Start of Provided information

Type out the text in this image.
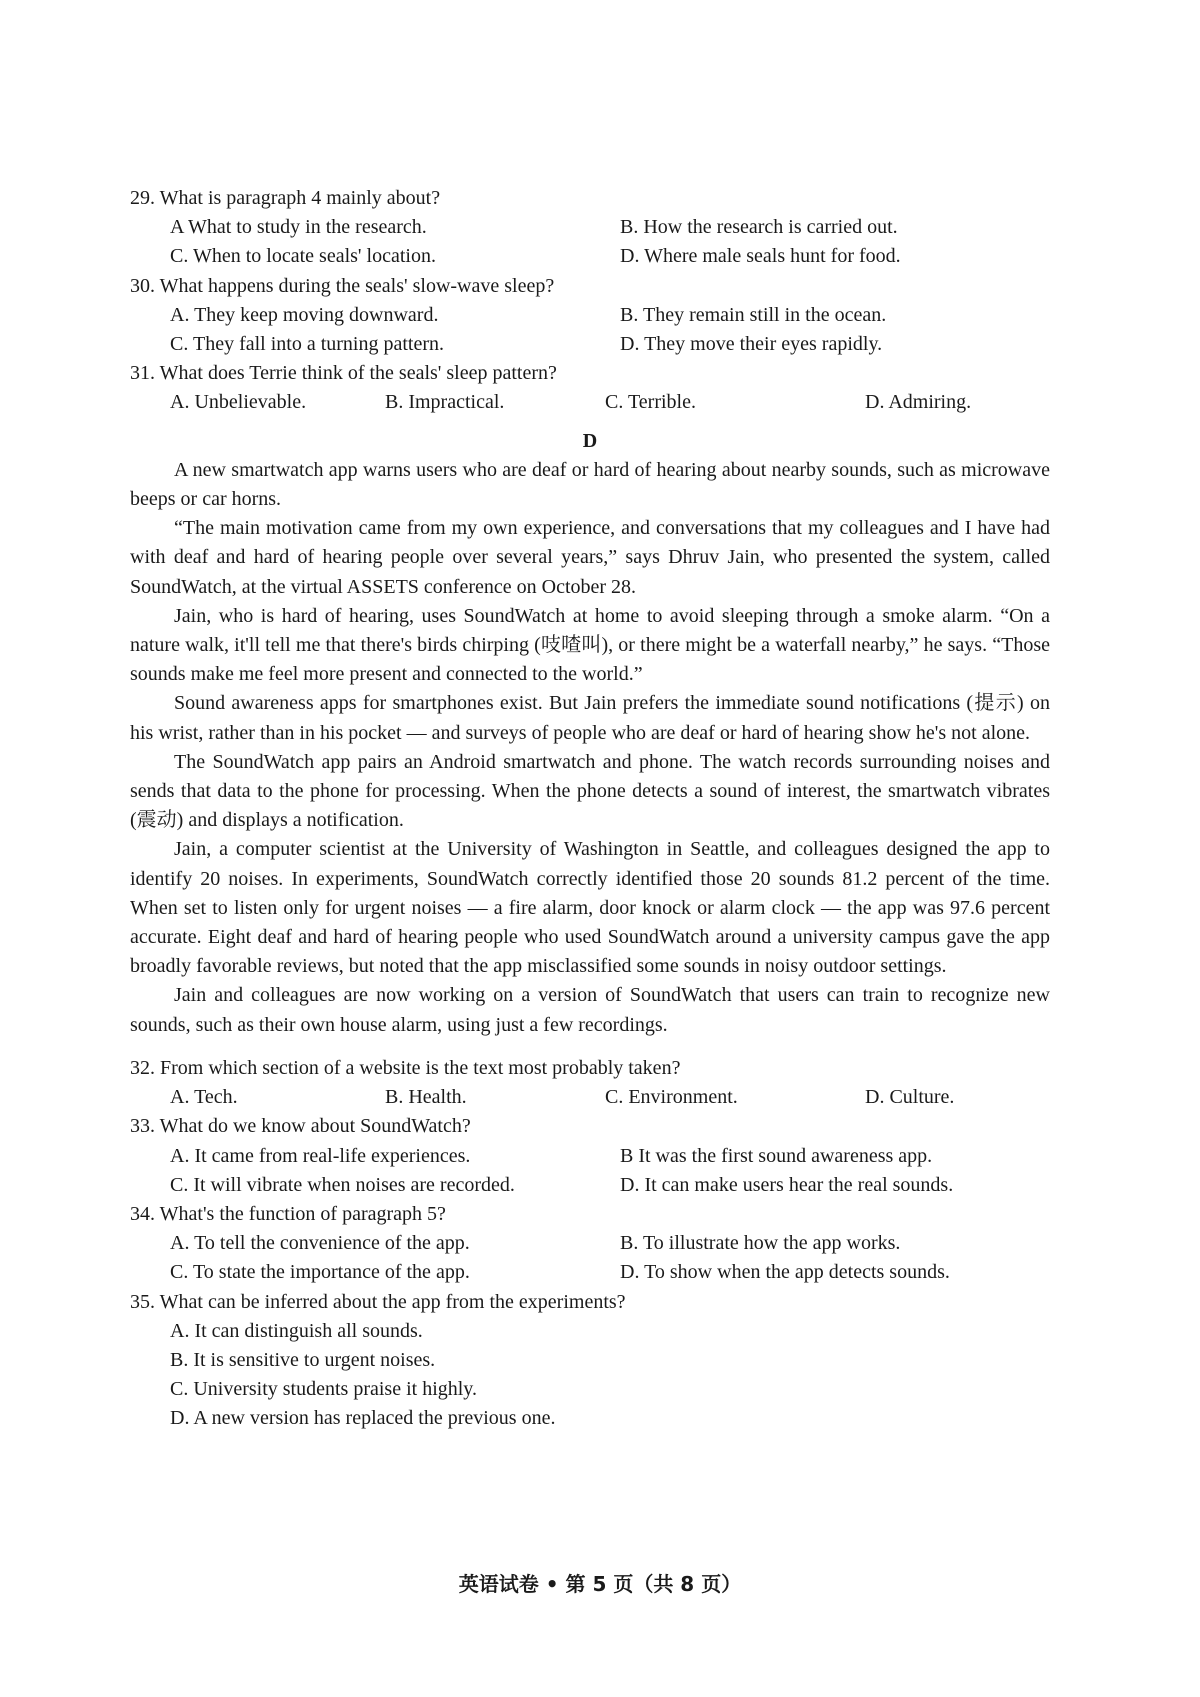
29. What is paragraph 4 mainly about?

A What to study in the research.	B. How the research is carried out.
C. When to locate seals' location.	D. Where male seals hunt for food.

30. What happens during the seals' slow-wave sleep?

A. They keep moving downward.	B. They remain still in the ocean.
C. They fall into a turning pattern.	D. They move their eyes rapidly.

31. What does Terrie think of the seals' sleep pattern?

A. Unbelievable.	B. Impractical.	C. Terrible.	D. Admiring.

D

A new smartwatch app warns users who are deaf or hard of hearing about nearby sounds, such as microwave beeps or car horns.

“The main motivation came from my own experience, and conversations that my colleagues and I have had with deaf and hard of hearing people over several years,” says Dhruv Jain, who presented the system, called SoundWatch, at the virtual ASSETS conference on October 28.

Jain, who is hard of hearing, uses SoundWatch at home to avoid sleeping through a smoke alarm. “On a nature walk, it'll tell me that there's birds chirping (吱喳叫), or there might be a waterfall nearby,” he says. “Those sounds make me feel more present and connected to the world.”

Sound awareness apps for smartphones exist. But Jain prefers the immediate sound notifications (提示) on his wrist, rather than in his pocket — and surveys of people who are deaf or hard of hearing show he's not alone.

The SoundWatch app pairs an Android smartwatch and phone. The watch records surrounding noises and sends that data to the phone for processing. When the phone detects a sound of interest, the smartwatch vibrates (震动) and displays a notification.

Jain, a computer scientist at the University of Washington in Seattle, and colleagues designed the app to identify 20 noises. In experiments, SoundWatch correctly identified those 20 sounds 81.2 percent of the time. When set to listen only for urgent noises — a fire alarm, door knock or alarm clock — the app was 97.6 percent accurate. Eight deaf and hard of hearing people who used SoundWatch around a university campus gave the app broadly favorable reviews, but noted that the app misclassified some sounds in noisy outdoor settings.

Jain and colleagues are now working on a version of SoundWatch that users can train to recognize new sounds, such as their own house alarm, using just a few recordings.

32. From which section of a website is the text most probably taken?

A. Tech.	B. Health.	C. Environment.	D. Culture.

33. What do we know about SoundWatch?

A. It came from real-life experiences.	B It was the first sound awareness app.
C. It will vibrate when noises are recorded.	D. It can make users hear the real sounds.

34. What's the function of paragraph 5?

A. To tell the convenience of the app.	B. To illustrate how the app works.
C. To state the importance of the app.	D. To show when the app detects sounds.

35. What can be inferred about the app from the experiments?

A. It can distinguish all sounds.
B. It is sensitive to urgent noises.
C. University students praise it highly.
D. A new version has replaced the previous one.
英语试卷 • 第 5 页（共 8 页）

End of Provided information

* [Set problem] Reproduce each line exactly as it appears, omitting the pictures.

* [Result of the task]
Type out the text in this image.
29. What is paragraph 4 mainly about?

A What to study in the research.	B. How the research is carried out.
C. When to locate seals' location.	D. Where male seals hunt for food.

30. What happens during the seals' slow-wave sleep?

A. They keep moving downward.	B. They remain still in the ocean.
C. They fall into a turning pattern.	D. They move their eyes rapidly.

31. What does Terrie think of the seals' sleep pattern?

A. Unbelievable.	B. Impractical.	C. Terrible.	D. Admiring.

D

A new smartwatch app warns users who are deaf or hard of hearing about nearby sounds, such as microwave beeps or car horns.

“The main motivation came from my own experience, and conversations that my colleagues and I have had with deaf and hard of hearing people over several years,” says Dhruv Jain, who presented the system, called SoundWatch, at the virtual ASSETS conference on October 28.

Jain, who is hard of hearing, uses SoundWatch at home to avoid sleeping through a smoke alarm. “On a nature walk, it'll tell me that there's birds chirping (吱喳叫), or there might be a waterfall nearby,” he says. “Those sounds make me feel more present and connected to the world.”

Sound awareness apps for smartphones exist. But Jain prefers the immediate sound notifications (提示) on his wrist, rather than in his pocket — and surveys of people who are deaf or hard of hearing show he's not alone.

The SoundWatch app pairs an Android smartwatch and phone. The watch records surrounding noises and sends that data to the phone for processing. When the phone detects a sound of interest, the smartwatch vibrates (震动) and displays a notification.

Jain, a computer scientist at the University of Washington in Seattle, and colleagues designed the app to identify 20 noises. In experiments, SoundWatch correctly identified those 20 sounds 81.2 percent of the time. When set to listen only for urgent noises — a fire alarm, door knock or alarm clock — the app was 97.6 percent accurate. Eight deaf and hard of hearing people who used SoundWatch around a university campus gave the app broadly favorable reviews, but noted that the app misclassified some sounds in noisy outdoor settings.

Jain and colleagues are now working on a version of SoundWatch that users can train to recognize new sounds, such as their own house alarm, using just a few recordings.

32. From which section of a website is the text most probably taken?

A. Tech.	B. Health.	C. Environment.	D. Culture.

33. What do we know about SoundWatch?

A. It came from real-life experiences.	B It was the first sound awareness app.
C. It will vibrate when noises are recorded.	D. It can make users hear the real sounds.

34. What's the function of paragraph 5?

A. To tell the convenience of the app.	B. To illustrate how the app works.
C. To state the importance of the app.	D. To show when the app detects sounds.

35. What can be inferred about the app from the experiments?

A. It can distinguish all sounds.
B. It is sensitive to urgent noises.
C. University students praise it highly.
D. A new version has replaced the previous one.
英语试卷 • 第 5 页（共 8 页）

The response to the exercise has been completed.